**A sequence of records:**
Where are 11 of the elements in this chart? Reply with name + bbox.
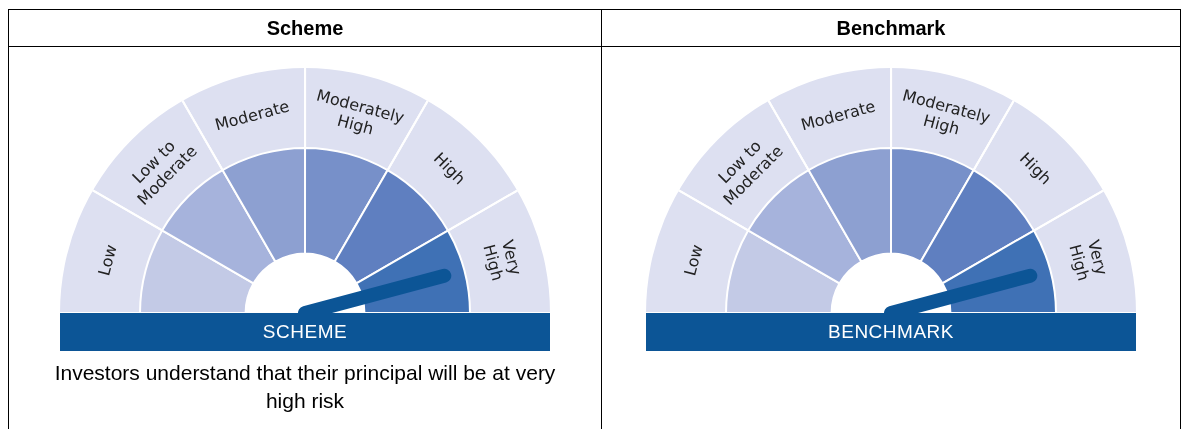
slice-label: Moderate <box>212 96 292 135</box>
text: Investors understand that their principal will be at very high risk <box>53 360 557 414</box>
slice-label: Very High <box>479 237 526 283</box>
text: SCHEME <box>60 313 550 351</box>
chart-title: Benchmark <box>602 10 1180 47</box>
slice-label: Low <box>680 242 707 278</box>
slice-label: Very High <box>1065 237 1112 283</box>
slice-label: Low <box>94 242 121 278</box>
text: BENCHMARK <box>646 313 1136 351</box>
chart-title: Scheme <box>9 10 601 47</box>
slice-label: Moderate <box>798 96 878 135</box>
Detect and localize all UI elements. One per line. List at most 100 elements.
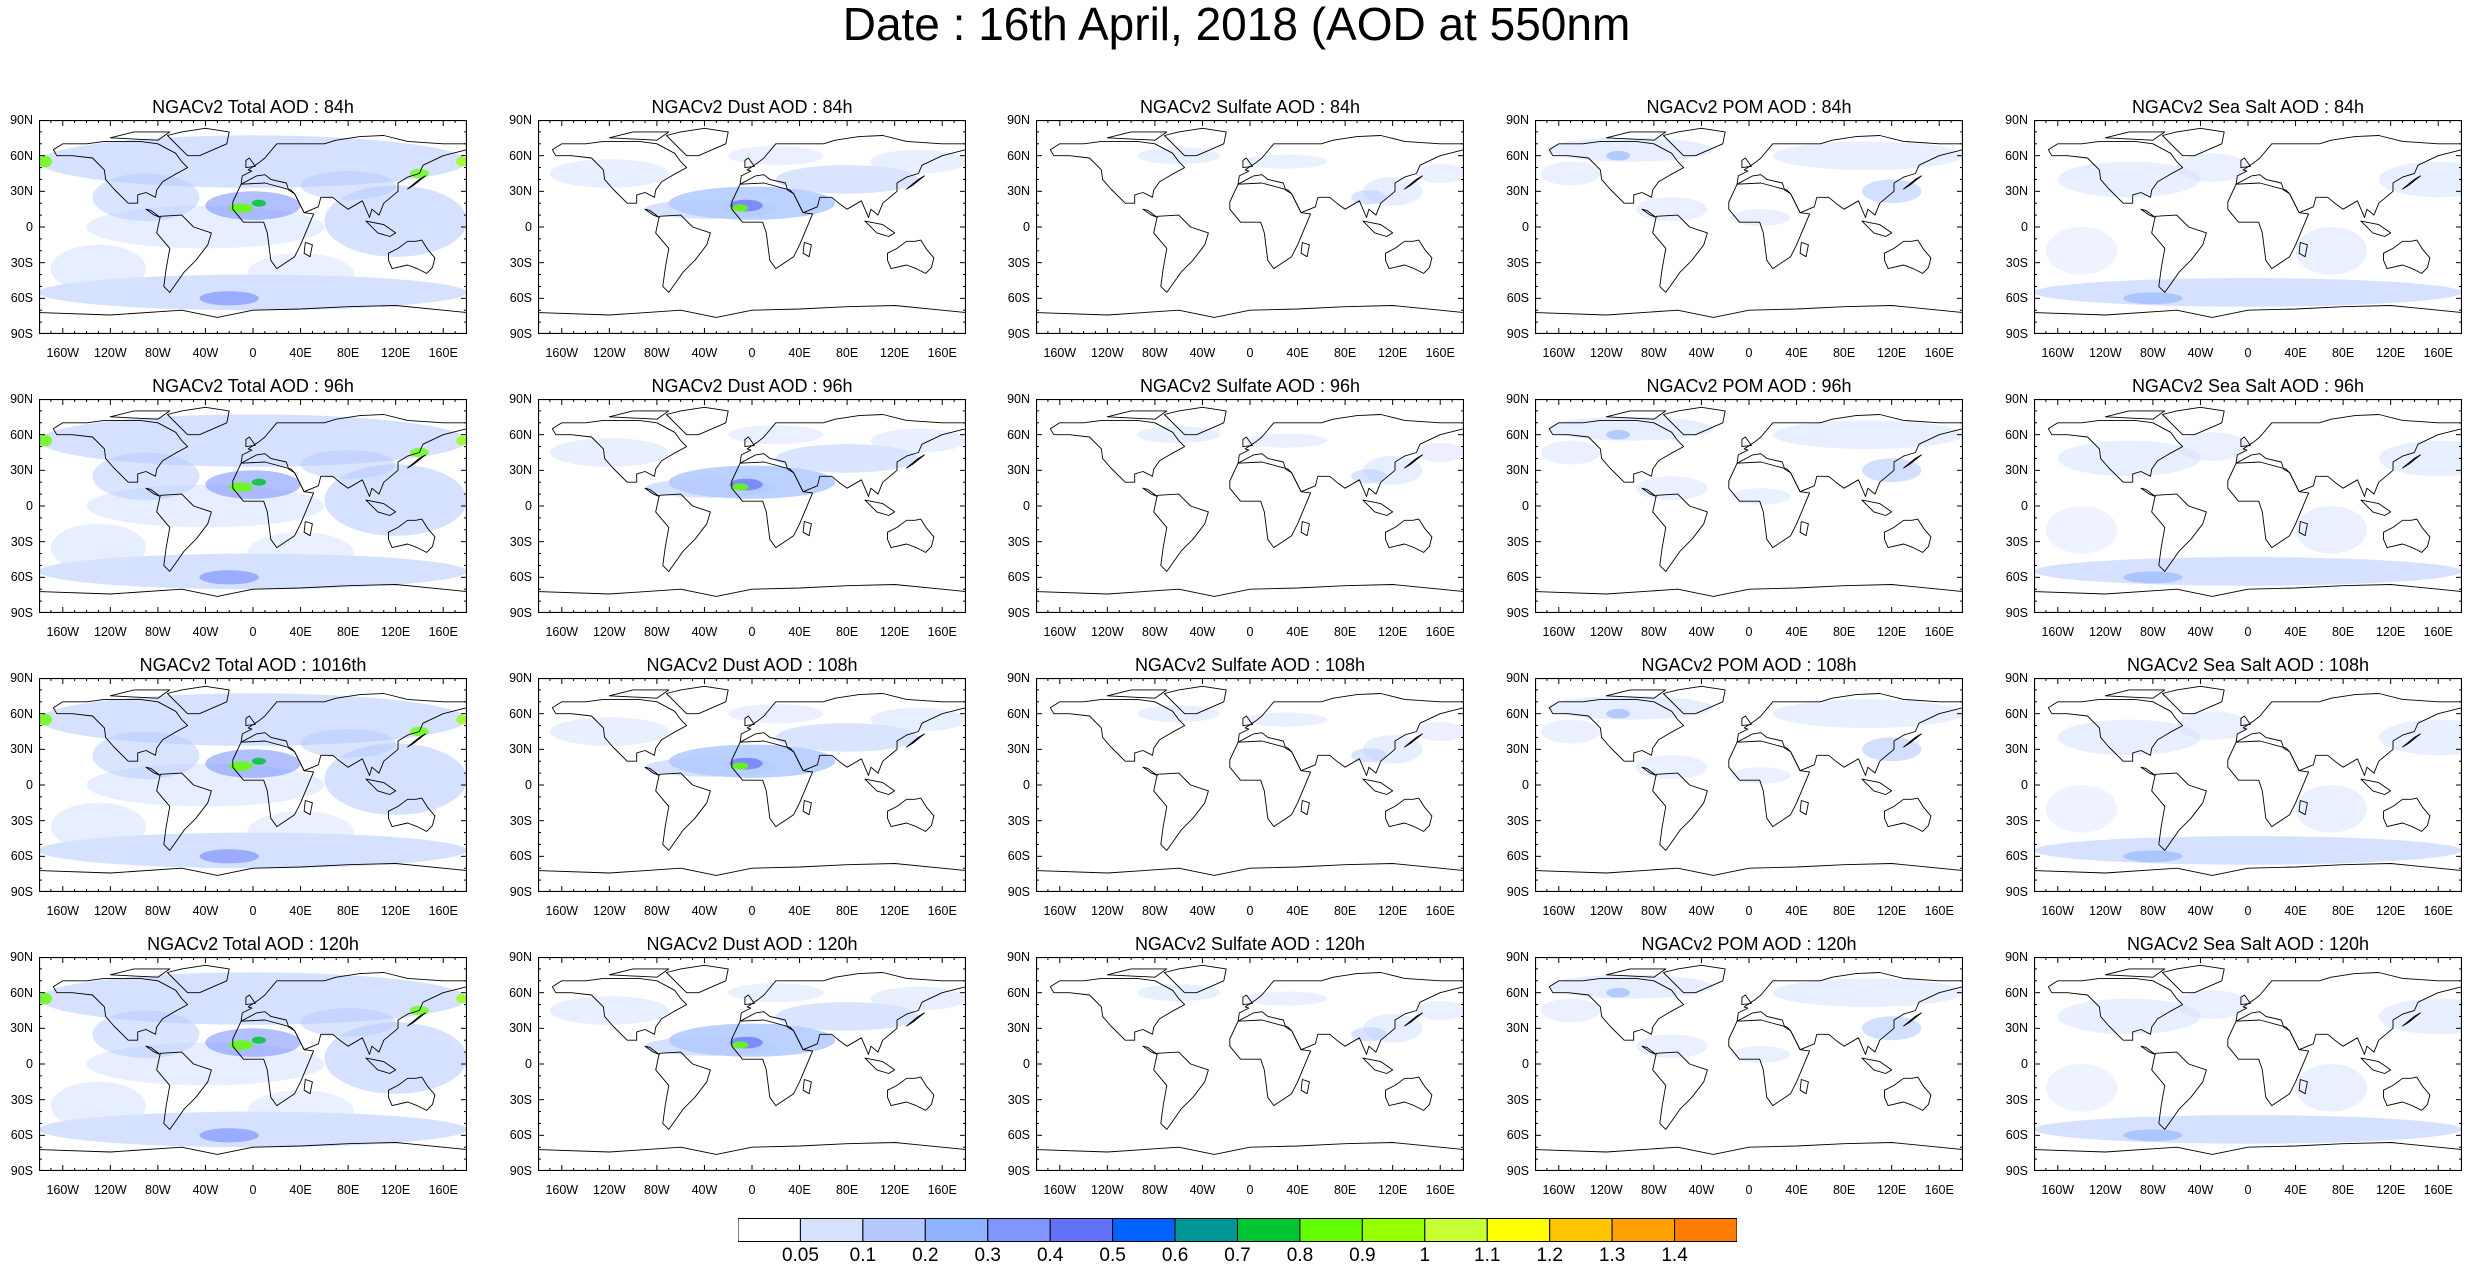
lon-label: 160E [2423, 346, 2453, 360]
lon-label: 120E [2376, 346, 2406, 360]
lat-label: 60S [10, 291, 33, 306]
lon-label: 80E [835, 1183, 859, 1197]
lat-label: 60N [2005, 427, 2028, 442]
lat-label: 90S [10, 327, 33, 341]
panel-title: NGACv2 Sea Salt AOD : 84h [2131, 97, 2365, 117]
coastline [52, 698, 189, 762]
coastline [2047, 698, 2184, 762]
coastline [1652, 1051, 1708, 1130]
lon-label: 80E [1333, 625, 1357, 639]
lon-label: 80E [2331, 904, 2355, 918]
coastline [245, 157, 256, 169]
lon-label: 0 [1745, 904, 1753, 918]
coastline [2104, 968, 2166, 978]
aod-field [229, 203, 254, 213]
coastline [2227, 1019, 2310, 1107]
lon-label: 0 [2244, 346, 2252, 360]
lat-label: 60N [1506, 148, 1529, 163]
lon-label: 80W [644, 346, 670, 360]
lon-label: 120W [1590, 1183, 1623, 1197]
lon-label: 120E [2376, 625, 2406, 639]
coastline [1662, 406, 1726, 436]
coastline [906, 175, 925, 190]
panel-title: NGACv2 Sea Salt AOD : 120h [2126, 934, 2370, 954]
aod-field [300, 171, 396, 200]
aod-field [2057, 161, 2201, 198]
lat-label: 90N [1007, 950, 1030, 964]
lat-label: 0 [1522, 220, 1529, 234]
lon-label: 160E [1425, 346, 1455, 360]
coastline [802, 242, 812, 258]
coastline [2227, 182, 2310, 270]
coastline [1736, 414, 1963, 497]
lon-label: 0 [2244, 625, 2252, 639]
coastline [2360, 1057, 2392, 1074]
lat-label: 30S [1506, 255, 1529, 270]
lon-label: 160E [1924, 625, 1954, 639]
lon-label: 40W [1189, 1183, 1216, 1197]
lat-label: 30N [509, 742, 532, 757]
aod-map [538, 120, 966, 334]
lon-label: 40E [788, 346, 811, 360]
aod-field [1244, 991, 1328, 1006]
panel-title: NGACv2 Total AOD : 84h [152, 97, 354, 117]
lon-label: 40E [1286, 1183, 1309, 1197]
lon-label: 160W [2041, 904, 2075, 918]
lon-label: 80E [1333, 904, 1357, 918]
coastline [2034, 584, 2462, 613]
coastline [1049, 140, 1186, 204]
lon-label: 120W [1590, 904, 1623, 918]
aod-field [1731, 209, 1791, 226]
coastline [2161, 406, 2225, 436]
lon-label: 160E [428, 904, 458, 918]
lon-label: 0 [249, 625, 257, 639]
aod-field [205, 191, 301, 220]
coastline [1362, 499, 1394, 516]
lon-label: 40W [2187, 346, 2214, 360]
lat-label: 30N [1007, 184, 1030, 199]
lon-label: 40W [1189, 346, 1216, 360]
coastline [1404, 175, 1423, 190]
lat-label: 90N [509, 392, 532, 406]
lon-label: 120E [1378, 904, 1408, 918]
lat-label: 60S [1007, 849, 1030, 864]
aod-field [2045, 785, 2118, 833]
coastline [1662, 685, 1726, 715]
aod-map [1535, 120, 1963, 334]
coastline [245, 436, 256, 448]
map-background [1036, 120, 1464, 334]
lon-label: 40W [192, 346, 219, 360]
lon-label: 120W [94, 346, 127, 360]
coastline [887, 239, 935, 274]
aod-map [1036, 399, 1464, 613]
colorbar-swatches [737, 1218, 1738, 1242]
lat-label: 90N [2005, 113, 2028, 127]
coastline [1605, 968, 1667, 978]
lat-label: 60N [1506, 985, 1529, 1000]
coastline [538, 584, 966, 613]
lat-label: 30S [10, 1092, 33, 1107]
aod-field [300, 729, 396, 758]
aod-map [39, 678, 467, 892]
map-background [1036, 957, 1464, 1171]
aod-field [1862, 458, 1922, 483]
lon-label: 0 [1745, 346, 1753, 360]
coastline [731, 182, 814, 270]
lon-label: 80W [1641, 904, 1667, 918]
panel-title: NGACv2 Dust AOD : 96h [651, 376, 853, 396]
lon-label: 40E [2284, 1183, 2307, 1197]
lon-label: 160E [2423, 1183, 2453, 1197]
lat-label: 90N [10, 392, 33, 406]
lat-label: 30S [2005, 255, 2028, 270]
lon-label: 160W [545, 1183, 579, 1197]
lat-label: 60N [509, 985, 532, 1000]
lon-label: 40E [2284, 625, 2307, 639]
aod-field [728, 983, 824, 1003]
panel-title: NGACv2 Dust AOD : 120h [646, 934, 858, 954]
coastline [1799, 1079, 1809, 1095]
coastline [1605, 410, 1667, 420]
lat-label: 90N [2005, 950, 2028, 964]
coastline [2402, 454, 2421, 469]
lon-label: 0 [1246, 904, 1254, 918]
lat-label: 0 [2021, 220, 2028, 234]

**Required work:** Update the lines above by replacing "coastline" with "shoreline" throughout, leaving everything else unchanged. Omit the pictures from your answer.

**Full output:**
Where are 11 of the elements in this chart? Reply with name + bbox.
slice-label: Moderate <box>212 96 292 135</box>
text: Investors understand that their principal will be at very high risk <box>53 360 557 414</box>
slice-label: Very High <box>479 237 526 283</box>
text: SCHEME <box>60 313 550 351</box>
chart-title: Benchmark <box>602 10 1180 47</box>
slice-label: Low <box>680 242 707 278</box>
slice-label: Very High <box>1065 237 1112 283</box>
slice-label: Low <box>94 242 121 278</box>
text: BENCHMARK <box>646 313 1136 351</box>
chart-title: Scheme <box>9 10 601 47</box>
slice-label: Moderate <box>798 96 878 135</box>
Detect and localize all UI elements. One per line. List at most 100 elements.
lon-label: 160E [2423, 346, 2453, 360]
lon-label: 120E [2376, 346, 2406, 360]
lat-label: 60S [10, 291, 33, 306]
lon-label: 80E [835, 1183, 859, 1197]
lat-label: 60N [2005, 427, 2028, 442]
lat-label: 90S [10, 327, 33, 341]
panel-title: NGACv2 Sea Salt AOD : 84h [2131, 97, 2365, 117]
shoreline [52, 698, 189, 762]
shoreline [2047, 698, 2184, 762]
shoreline [1652, 1051, 1708, 1130]
lon-label: 80E [1333, 625, 1357, 639]
lon-label: 80E [2331, 904, 2355, 918]
shoreline [245, 157, 256, 169]
lon-label: 0 [1745, 904, 1753, 918]
shoreline [2104, 968, 2166, 978]
aod-field [229, 203, 254, 213]
shoreline [2227, 1019, 2310, 1107]
lon-label: 0 [2244, 346, 2252, 360]
lat-label: 60N [1506, 148, 1529, 163]
lon-label: 80W [644, 346, 670, 360]
lon-label: 120W [1590, 1183, 1623, 1197]
lon-label: 120E [2376, 625, 2406, 639]
shoreline [1662, 406, 1726, 436]
shoreline [906, 175, 925, 190]
panel-title: NGACv2 Sea Salt AOD : 120h [2126, 934, 2370, 954]
aod-field [300, 171, 396, 200]
aod-field [2057, 161, 2201, 198]
lat-label: 90N [1007, 950, 1030, 964]
lat-label: 0 [1522, 220, 1529, 234]
lon-label: 160E [1425, 346, 1455, 360]
shoreline [802, 242, 812, 258]
shoreline [2227, 182, 2310, 270]
shoreline [1736, 414, 1963, 497]
lon-label: 0 [2244, 625, 2252, 639]
shoreline [2360, 1057, 2392, 1074]
lat-label: 30S [1506, 255, 1529, 270]
lon-label: 160E [1924, 625, 1954, 639]
lon-label: 40W [1189, 1183, 1216, 1197]
lat-label: 30N [509, 742, 532, 757]
aod-map [538, 120, 966, 334]
lon-label: 40E [788, 346, 811, 360]
aod-field [1244, 991, 1328, 1006]
panel-title: NGACv2 Total AOD : 84h [152, 97, 354, 117]
lon-label: 40E [1286, 1183, 1309, 1197]
lon-label: 160W [2041, 904, 2075, 918]
lon-label: 80E [1333, 904, 1357, 918]
shoreline [2034, 584, 2462, 613]
shoreline [1049, 140, 1186, 204]
lon-label: 120W [1590, 904, 1623, 918]
aod-field [1731, 209, 1791, 226]
shoreline [2161, 406, 2225, 436]
lon-label: 160E [428, 904, 458, 918]
lon-label: 0 [249, 625, 257, 639]
aod-field [205, 191, 301, 220]
shoreline [1362, 499, 1394, 516]
lon-label: 40W [2187, 346, 2214, 360]
lat-label: 30N [1007, 184, 1030, 199]
lon-label: 40W [1189, 346, 1216, 360]
shoreline [1404, 175, 1423, 190]
lat-label: 90N [509, 392, 532, 406]
lon-label: 120E [1378, 904, 1408, 918]
lat-label: 60S [1007, 849, 1030, 864]
aod-field [2045, 785, 2118, 833]
shoreline [1662, 685, 1726, 715]
aod-map [1535, 120, 1963, 334]
shoreline [245, 436, 256, 448]
map-background [1036, 120, 1464, 334]
lon-label: 40W [192, 346, 219, 360]
lon-label: 120W [94, 346, 127, 360]
shoreline [887, 239, 935, 274]
aod-map [1036, 399, 1464, 613]
colorbar-swatches [737, 1218, 1738, 1242]
lat-label: 90N [2005, 113, 2028, 127]
shoreline [1605, 968, 1667, 978]
lat-label: 60N [1506, 985, 1529, 1000]
shoreline [538, 584, 966, 613]
lat-label: 30S [10, 1092, 33, 1107]
aod-field [300, 729, 396, 758]
aod-map [39, 678, 467, 892]
map-background [1036, 957, 1464, 1171]
aod-field [1862, 458, 1922, 483]
lon-label: 0 [1745, 346, 1753, 360]
shoreline [731, 182, 814, 270]
lon-label: 80W [1641, 904, 1667, 918]
panel-title: NGACv2 Dust AOD : 96h [651, 376, 853, 396]
lon-label: 40E [2284, 1183, 2307, 1197]
lon-label: 160E [2423, 1183, 2453, 1197]
lat-label: 90N [10, 392, 33, 406]
lat-label: 30S [2005, 255, 2028, 270]
lon-label: 160W [545, 1183, 579, 1197]
lat-label: 60N [509, 985, 532, 1000]
lon-label: 40E [2284, 625, 2307, 639]
aod-field [728, 983, 824, 1003]
panel-title: NGACv2 Dust AOD : 120h [646, 934, 858, 954]
shoreline [1799, 1079, 1809, 1095]
shoreline [1605, 410, 1667, 420]
lat-label: 90N [2005, 950, 2028, 964]
shoreline [2402, 454, 2421, 469]
lon-label: 0 [1246, 904, 1254, 918]
lat-label: 0 [2021, 220, 2028, 234]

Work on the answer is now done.